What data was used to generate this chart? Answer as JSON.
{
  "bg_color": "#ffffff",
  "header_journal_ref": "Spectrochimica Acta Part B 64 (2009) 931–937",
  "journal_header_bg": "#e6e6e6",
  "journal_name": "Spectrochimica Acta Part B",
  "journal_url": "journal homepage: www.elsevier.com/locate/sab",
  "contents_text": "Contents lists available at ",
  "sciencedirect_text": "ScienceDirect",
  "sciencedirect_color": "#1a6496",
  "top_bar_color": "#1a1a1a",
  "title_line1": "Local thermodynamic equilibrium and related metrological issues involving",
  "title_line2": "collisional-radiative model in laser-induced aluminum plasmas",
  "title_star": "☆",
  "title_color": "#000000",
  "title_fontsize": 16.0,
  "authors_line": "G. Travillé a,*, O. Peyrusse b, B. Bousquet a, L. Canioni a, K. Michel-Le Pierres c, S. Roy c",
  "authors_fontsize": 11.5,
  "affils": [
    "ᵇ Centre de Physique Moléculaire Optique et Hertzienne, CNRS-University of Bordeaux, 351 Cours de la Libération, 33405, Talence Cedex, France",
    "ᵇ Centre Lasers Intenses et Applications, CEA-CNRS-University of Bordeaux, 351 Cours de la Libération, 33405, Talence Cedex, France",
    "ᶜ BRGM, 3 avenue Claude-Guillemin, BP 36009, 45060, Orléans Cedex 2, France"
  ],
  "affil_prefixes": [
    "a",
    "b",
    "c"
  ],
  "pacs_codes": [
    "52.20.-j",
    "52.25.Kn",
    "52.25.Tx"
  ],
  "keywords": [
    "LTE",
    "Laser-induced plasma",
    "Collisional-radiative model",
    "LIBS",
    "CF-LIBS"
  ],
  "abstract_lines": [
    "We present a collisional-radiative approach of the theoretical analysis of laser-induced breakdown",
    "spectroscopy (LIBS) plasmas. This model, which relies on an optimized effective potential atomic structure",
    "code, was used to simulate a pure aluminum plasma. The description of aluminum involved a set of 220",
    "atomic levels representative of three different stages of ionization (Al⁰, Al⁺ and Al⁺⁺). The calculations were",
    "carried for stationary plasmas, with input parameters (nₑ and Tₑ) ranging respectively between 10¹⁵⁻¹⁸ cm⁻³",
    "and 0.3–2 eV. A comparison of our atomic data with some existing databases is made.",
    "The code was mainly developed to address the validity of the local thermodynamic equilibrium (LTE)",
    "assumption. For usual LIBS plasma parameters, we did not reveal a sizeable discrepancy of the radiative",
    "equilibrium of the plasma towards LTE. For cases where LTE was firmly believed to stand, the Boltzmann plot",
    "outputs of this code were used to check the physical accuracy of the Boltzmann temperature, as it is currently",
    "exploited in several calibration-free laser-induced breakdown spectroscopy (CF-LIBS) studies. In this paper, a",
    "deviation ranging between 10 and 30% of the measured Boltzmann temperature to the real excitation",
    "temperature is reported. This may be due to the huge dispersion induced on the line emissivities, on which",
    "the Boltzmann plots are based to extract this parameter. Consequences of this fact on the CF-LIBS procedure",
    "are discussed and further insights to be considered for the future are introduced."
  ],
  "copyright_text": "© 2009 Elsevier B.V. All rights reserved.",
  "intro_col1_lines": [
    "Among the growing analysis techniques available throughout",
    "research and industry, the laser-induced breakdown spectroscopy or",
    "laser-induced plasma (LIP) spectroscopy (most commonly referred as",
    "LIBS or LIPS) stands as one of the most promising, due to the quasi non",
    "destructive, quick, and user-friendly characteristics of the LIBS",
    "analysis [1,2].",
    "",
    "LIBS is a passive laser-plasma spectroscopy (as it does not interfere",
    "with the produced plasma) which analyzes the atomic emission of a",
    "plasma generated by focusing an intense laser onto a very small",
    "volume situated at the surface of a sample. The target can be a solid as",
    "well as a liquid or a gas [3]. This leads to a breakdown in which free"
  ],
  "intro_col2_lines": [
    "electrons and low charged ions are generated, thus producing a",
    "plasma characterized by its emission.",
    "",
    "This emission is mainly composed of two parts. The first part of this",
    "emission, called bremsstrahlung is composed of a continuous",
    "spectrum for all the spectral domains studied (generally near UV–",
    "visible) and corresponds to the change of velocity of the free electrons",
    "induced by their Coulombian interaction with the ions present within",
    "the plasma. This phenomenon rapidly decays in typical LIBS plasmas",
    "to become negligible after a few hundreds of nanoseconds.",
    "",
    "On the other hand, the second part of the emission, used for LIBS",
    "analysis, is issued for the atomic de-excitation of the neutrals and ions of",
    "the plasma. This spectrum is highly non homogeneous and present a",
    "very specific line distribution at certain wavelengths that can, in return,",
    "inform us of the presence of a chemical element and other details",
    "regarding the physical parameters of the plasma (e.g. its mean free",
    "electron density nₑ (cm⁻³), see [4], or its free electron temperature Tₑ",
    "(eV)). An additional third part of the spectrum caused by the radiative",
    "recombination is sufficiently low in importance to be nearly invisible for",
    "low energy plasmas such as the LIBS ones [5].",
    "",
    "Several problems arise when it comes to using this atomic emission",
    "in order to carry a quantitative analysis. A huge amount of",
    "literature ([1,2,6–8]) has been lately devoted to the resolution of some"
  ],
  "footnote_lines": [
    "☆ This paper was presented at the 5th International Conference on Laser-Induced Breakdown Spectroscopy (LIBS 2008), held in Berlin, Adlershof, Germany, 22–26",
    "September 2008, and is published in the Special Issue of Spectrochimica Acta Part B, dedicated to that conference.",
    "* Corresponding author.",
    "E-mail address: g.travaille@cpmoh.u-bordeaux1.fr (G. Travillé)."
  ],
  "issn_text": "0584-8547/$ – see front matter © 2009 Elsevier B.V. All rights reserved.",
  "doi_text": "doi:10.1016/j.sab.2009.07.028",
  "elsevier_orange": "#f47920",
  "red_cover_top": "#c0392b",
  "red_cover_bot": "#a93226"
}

..........

#### [EXERCISE DIRECTIONS]
Select every line in the material above where the string "plasmas" occurs, and copy it.

#### [TASK OUTPUT]
  "title_line2": "collisional-radiative model in laser-induced aluminum plasmas",
    "spectroscopy (LIBS) plasmas. This model, which relies on an optimized effective potential atomic structure",
    "carried for stationary plasmas, with input parameters (nₑ and Tₑ) ranging respectively between 10¹⁵⁻¹⁸ cm⁻³",
    "the plasma. This phenomenon rapidly decays in typical LIBS plasmas",
    "low energy plasmas such as the LIBS ones [5].",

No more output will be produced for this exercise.